[Directions for this task]
For each line below that includes the word "with", make a copy.

[Listed entries]

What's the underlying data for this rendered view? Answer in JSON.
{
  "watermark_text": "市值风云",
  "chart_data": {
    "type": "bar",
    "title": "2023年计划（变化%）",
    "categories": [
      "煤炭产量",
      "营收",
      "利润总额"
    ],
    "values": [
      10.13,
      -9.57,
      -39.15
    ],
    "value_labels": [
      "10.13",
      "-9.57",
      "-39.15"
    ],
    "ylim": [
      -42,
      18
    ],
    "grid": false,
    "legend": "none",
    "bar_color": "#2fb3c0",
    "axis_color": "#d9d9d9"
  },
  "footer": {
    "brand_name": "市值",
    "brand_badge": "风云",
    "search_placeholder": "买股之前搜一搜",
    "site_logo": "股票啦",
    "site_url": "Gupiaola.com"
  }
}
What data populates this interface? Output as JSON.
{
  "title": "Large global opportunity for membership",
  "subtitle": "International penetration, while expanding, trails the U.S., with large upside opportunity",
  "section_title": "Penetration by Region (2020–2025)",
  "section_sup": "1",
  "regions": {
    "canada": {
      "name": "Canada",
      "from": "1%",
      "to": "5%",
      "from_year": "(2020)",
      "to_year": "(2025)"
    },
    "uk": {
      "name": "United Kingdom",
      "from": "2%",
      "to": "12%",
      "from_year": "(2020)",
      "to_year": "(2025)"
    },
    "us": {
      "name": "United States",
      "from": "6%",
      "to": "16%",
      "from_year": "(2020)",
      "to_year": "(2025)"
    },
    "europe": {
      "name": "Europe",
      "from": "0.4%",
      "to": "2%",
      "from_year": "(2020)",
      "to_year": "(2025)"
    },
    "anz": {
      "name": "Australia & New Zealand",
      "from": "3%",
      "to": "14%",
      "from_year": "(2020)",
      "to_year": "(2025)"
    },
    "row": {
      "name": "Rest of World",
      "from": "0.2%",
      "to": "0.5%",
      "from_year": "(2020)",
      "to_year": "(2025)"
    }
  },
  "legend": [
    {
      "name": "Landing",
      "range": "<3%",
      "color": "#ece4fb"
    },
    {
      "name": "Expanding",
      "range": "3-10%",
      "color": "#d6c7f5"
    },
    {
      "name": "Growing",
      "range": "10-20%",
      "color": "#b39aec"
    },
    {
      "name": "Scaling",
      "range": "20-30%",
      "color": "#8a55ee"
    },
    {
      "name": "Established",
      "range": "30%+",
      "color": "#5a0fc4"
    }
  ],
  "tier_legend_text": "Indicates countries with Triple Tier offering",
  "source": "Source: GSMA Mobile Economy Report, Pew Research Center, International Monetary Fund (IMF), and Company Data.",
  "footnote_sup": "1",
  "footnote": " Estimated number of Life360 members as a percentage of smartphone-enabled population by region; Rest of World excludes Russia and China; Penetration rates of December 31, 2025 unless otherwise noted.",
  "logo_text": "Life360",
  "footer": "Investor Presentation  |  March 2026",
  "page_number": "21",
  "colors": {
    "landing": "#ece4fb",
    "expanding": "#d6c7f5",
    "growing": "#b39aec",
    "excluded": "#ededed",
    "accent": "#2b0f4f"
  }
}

[The solution]
  "subtitle": "International penetration, while expanding, trails the U.S., with large upside opportunity",
  "tier_legend_text": "Indicates countries with Triple Tier offering",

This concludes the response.